**Given records**
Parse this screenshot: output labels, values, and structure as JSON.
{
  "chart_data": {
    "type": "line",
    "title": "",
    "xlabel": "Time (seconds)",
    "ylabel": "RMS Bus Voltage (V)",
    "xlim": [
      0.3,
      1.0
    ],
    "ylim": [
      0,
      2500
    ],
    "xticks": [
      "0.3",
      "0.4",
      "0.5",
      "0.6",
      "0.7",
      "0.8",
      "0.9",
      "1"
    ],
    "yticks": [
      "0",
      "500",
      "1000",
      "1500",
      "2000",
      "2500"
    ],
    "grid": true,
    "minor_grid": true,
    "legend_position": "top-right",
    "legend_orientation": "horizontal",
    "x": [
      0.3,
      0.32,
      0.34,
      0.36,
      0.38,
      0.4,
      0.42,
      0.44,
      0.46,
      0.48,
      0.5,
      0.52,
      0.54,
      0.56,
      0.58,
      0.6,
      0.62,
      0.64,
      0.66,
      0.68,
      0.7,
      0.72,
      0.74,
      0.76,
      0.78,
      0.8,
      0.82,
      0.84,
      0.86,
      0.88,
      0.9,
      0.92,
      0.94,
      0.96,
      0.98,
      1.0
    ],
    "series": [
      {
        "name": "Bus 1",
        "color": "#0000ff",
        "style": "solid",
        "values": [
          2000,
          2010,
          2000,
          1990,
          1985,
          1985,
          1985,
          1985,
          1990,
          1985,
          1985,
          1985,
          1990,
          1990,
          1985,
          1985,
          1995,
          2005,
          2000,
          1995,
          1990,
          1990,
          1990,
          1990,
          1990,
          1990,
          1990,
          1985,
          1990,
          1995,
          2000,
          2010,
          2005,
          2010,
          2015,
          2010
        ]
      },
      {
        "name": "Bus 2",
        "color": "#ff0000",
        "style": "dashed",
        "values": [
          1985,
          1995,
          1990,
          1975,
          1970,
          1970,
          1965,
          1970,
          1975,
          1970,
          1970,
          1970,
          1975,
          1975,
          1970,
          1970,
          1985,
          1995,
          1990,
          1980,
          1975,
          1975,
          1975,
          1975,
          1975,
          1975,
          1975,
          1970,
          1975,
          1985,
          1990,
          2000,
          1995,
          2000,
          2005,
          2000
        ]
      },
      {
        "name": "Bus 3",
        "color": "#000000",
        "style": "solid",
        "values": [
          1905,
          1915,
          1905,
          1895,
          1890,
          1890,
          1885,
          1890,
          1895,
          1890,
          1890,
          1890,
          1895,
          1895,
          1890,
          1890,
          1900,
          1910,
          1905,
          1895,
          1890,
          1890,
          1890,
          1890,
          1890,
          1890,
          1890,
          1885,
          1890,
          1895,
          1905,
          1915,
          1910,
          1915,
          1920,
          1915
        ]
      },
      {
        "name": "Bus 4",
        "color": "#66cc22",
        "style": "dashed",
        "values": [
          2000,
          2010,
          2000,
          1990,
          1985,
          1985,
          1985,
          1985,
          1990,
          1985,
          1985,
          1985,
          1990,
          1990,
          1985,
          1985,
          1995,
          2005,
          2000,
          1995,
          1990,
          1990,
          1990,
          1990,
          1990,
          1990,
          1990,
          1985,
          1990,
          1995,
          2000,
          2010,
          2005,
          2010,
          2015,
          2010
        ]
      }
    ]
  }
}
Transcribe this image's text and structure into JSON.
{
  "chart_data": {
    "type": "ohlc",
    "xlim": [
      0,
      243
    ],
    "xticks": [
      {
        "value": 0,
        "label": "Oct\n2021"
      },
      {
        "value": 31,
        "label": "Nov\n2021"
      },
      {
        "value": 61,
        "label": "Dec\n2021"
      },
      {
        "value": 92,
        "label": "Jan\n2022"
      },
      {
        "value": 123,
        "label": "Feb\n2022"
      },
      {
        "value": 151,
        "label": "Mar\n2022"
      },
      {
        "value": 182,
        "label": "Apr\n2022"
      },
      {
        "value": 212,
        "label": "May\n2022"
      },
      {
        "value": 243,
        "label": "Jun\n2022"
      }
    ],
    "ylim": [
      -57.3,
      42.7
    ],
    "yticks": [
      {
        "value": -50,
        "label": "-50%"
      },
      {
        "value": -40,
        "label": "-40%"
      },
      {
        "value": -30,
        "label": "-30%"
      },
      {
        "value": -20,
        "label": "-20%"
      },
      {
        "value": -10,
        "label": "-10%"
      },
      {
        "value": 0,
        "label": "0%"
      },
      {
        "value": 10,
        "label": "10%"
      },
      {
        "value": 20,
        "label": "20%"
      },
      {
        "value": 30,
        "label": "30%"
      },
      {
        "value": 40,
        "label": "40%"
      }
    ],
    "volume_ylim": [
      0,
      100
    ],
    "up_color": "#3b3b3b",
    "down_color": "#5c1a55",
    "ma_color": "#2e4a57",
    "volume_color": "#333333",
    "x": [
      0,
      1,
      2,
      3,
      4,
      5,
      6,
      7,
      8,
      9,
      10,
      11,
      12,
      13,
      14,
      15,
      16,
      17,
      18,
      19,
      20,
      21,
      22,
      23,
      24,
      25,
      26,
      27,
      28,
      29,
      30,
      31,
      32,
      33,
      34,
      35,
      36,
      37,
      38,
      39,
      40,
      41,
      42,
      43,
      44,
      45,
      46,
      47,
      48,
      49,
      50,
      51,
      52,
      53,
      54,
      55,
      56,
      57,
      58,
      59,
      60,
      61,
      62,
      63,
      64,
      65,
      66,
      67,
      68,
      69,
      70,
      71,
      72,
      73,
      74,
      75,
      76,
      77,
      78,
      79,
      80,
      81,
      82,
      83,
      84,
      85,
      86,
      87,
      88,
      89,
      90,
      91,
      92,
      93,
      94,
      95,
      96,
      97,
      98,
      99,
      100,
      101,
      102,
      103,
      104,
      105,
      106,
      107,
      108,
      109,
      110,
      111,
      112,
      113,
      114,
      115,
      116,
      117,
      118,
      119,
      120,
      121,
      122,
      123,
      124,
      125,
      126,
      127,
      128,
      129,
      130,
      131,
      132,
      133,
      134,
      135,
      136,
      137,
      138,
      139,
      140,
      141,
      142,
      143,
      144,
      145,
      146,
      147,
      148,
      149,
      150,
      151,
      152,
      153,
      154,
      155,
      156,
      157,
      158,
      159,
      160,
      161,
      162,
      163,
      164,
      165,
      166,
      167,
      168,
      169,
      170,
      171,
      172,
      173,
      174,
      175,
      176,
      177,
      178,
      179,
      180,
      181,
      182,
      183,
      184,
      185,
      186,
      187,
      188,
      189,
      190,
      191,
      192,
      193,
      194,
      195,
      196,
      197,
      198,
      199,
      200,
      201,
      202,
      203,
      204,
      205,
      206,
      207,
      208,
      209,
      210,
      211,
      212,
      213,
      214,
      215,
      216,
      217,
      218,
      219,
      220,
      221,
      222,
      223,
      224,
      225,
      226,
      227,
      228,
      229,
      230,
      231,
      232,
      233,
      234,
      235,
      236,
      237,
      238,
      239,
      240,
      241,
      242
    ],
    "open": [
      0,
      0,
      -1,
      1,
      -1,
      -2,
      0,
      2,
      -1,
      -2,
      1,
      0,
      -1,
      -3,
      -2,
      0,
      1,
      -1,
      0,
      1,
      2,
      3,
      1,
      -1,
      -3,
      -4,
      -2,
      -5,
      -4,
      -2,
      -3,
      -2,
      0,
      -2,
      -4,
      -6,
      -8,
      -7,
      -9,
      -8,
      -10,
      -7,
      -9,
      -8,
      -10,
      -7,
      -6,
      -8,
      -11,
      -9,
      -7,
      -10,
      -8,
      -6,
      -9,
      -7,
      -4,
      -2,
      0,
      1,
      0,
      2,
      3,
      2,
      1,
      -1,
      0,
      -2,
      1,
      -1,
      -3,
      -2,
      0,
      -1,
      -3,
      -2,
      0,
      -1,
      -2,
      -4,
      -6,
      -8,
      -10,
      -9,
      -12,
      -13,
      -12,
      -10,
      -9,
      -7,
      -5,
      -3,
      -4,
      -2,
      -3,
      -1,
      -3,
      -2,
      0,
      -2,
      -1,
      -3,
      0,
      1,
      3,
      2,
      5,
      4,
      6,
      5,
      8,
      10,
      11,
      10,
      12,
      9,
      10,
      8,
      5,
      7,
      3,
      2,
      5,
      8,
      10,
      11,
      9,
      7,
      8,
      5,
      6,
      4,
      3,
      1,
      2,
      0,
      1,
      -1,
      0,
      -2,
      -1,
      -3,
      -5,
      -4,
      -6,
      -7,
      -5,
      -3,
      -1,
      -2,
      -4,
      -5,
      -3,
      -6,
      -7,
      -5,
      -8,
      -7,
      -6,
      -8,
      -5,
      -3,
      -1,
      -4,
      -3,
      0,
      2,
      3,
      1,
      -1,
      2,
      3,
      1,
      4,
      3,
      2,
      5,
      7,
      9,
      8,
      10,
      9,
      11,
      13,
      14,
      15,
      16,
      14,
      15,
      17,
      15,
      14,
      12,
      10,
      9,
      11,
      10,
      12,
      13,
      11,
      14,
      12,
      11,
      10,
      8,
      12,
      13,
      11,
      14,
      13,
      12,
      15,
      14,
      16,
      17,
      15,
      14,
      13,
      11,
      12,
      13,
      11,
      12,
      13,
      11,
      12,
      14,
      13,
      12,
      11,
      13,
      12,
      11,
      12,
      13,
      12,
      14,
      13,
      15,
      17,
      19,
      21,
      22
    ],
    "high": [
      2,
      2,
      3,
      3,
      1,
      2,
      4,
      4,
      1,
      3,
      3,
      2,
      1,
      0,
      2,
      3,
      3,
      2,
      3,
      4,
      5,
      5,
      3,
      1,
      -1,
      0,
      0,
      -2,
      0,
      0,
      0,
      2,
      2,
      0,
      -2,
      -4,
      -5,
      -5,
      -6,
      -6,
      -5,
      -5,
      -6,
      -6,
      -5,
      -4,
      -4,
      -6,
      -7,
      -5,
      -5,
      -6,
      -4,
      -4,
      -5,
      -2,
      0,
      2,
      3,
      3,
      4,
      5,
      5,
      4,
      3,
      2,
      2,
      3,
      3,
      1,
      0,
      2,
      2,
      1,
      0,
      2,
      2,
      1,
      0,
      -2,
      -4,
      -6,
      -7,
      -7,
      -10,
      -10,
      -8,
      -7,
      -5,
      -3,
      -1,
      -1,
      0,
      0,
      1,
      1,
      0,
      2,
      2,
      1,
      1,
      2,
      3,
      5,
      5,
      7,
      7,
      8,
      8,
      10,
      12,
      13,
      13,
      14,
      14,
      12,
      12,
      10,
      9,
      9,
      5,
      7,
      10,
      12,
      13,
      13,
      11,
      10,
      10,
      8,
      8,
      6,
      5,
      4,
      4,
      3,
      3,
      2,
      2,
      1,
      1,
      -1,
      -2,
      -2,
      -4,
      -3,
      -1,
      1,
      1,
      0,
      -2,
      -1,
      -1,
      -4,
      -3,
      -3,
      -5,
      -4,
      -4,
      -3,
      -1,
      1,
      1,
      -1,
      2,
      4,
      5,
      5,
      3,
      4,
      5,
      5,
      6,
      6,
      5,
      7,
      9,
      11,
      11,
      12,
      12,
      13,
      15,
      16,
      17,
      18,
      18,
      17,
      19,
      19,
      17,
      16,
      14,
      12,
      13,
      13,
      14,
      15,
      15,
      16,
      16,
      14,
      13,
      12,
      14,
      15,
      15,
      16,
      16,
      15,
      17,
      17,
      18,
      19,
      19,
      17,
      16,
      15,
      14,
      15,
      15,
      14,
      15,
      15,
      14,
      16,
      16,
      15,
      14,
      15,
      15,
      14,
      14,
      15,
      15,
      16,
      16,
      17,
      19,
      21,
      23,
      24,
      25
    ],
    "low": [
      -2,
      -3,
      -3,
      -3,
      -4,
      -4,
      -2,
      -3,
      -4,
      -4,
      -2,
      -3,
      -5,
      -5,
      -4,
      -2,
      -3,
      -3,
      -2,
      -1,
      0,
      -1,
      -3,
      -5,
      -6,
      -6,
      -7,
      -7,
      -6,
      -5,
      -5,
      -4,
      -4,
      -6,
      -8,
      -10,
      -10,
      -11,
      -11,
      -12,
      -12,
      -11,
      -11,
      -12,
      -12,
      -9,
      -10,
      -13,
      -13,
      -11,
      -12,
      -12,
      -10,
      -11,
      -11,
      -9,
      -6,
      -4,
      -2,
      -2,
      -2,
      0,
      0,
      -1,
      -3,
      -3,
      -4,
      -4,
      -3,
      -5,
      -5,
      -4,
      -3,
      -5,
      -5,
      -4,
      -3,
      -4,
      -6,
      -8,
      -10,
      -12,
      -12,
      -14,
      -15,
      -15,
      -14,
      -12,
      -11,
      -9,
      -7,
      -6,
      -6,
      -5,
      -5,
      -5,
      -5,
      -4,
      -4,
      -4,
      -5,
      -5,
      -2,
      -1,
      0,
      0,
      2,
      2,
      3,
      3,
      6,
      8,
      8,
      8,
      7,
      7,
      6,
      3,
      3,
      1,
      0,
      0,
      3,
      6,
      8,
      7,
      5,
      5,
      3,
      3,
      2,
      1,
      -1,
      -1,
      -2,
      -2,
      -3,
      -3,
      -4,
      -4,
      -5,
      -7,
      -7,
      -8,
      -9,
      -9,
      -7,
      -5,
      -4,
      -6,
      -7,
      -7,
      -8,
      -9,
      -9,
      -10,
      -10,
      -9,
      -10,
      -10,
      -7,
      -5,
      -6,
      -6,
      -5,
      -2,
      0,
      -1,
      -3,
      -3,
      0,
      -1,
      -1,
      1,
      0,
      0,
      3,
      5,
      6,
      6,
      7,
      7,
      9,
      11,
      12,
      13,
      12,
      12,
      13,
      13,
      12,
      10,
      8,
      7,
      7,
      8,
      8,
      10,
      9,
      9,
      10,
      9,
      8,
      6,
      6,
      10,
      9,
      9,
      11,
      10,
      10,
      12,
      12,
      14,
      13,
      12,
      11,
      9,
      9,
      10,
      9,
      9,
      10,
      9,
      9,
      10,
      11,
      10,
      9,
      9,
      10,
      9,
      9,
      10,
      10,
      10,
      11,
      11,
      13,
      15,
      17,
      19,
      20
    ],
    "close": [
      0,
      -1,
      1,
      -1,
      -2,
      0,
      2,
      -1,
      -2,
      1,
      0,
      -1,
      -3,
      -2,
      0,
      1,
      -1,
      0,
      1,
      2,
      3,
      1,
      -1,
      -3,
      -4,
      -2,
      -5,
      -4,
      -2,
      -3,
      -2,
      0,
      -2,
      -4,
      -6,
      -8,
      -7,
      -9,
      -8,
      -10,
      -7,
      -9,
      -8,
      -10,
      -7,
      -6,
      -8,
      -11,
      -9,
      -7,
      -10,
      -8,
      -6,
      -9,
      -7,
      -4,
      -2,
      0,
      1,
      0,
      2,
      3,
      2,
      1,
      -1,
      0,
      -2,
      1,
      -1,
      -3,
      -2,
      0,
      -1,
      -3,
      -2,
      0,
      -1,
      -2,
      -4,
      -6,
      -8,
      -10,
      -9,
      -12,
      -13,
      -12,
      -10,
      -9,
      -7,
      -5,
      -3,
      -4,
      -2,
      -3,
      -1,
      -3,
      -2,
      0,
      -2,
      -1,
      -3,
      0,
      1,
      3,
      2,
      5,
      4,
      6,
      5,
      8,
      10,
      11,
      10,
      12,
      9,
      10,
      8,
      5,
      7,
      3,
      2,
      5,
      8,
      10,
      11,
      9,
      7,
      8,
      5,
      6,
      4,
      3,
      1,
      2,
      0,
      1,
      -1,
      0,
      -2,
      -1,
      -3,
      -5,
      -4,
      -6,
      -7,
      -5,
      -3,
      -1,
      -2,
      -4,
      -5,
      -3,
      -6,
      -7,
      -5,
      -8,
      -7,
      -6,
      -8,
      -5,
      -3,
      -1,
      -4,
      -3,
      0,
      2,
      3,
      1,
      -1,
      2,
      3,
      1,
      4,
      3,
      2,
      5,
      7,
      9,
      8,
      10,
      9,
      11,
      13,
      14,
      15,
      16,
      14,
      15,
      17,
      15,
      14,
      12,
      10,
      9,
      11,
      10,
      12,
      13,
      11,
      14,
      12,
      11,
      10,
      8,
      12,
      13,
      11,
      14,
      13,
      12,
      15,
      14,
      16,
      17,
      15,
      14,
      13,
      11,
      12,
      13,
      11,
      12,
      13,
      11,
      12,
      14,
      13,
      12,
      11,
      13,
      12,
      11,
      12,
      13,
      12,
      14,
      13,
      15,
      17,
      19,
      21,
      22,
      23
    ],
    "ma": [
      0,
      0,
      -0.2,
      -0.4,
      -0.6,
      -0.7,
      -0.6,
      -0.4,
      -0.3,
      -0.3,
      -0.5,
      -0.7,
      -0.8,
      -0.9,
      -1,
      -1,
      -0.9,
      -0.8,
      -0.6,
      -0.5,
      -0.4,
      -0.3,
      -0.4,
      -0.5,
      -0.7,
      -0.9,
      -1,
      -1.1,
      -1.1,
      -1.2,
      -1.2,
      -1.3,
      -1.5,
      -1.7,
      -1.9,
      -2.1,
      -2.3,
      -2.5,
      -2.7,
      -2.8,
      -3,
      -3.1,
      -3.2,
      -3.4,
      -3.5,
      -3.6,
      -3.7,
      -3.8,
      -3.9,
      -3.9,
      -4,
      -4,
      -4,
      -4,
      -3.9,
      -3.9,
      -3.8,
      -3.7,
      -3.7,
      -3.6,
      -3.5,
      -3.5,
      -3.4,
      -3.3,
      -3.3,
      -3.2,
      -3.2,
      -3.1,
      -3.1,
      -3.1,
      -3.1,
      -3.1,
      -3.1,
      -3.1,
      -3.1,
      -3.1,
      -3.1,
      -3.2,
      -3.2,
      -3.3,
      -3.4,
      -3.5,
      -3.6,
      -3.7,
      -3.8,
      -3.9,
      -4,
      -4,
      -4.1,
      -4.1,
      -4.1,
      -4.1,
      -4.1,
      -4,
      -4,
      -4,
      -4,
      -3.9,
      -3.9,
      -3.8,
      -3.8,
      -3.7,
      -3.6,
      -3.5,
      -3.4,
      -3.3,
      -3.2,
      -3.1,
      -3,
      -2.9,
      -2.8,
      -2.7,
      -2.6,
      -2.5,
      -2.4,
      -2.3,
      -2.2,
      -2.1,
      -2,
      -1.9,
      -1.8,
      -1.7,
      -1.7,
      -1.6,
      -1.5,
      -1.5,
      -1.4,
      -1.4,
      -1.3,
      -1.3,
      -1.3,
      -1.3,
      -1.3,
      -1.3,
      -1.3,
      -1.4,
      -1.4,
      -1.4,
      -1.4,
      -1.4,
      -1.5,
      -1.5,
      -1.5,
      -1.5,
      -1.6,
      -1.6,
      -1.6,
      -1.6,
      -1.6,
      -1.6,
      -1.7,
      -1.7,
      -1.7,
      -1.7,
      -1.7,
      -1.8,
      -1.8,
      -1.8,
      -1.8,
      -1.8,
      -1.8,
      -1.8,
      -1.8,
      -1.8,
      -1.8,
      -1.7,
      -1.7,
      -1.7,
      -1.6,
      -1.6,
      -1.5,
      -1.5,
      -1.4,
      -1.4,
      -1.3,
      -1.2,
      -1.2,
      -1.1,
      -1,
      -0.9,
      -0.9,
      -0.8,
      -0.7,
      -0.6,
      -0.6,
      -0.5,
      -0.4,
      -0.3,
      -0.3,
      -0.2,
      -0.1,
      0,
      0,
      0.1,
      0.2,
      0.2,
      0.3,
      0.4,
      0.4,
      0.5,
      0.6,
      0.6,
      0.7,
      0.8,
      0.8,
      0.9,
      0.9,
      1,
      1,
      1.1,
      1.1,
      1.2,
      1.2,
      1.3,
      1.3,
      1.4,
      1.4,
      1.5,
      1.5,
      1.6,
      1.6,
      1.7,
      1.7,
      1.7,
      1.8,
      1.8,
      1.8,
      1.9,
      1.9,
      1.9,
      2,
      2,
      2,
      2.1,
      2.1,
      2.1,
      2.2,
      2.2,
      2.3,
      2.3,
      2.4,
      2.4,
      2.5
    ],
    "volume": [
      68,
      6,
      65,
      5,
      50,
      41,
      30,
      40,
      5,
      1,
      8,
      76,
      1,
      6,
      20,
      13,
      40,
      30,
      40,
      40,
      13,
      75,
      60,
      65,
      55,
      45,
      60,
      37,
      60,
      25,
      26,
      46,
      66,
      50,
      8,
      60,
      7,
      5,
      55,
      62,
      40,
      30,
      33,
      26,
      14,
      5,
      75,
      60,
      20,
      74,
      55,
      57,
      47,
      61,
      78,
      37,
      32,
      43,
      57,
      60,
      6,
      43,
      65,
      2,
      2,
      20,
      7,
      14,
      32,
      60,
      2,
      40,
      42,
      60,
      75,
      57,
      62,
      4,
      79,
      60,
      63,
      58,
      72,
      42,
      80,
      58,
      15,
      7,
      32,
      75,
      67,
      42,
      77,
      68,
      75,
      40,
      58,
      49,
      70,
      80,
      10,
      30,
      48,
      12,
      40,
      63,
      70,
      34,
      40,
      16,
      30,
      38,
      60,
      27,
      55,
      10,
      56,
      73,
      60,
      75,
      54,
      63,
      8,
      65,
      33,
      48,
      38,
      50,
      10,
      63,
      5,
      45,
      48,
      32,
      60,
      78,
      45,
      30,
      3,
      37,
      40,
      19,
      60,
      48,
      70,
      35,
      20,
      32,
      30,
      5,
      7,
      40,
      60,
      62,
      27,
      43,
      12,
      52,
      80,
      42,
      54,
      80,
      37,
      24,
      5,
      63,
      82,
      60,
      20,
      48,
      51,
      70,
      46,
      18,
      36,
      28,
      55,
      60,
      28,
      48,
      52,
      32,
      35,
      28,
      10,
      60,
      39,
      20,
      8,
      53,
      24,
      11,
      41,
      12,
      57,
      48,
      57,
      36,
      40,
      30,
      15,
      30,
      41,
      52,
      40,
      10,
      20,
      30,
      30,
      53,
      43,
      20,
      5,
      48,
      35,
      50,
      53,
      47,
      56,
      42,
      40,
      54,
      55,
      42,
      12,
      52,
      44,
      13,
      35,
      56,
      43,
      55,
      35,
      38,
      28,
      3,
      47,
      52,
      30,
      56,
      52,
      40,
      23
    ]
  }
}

**Set exercise**
Show the lines of the records that contain the word "this".

**Exercise answer**
Parse this screenshot: output labels, values, and structure as JSON.
Transcribe this image's text and structure into JSON.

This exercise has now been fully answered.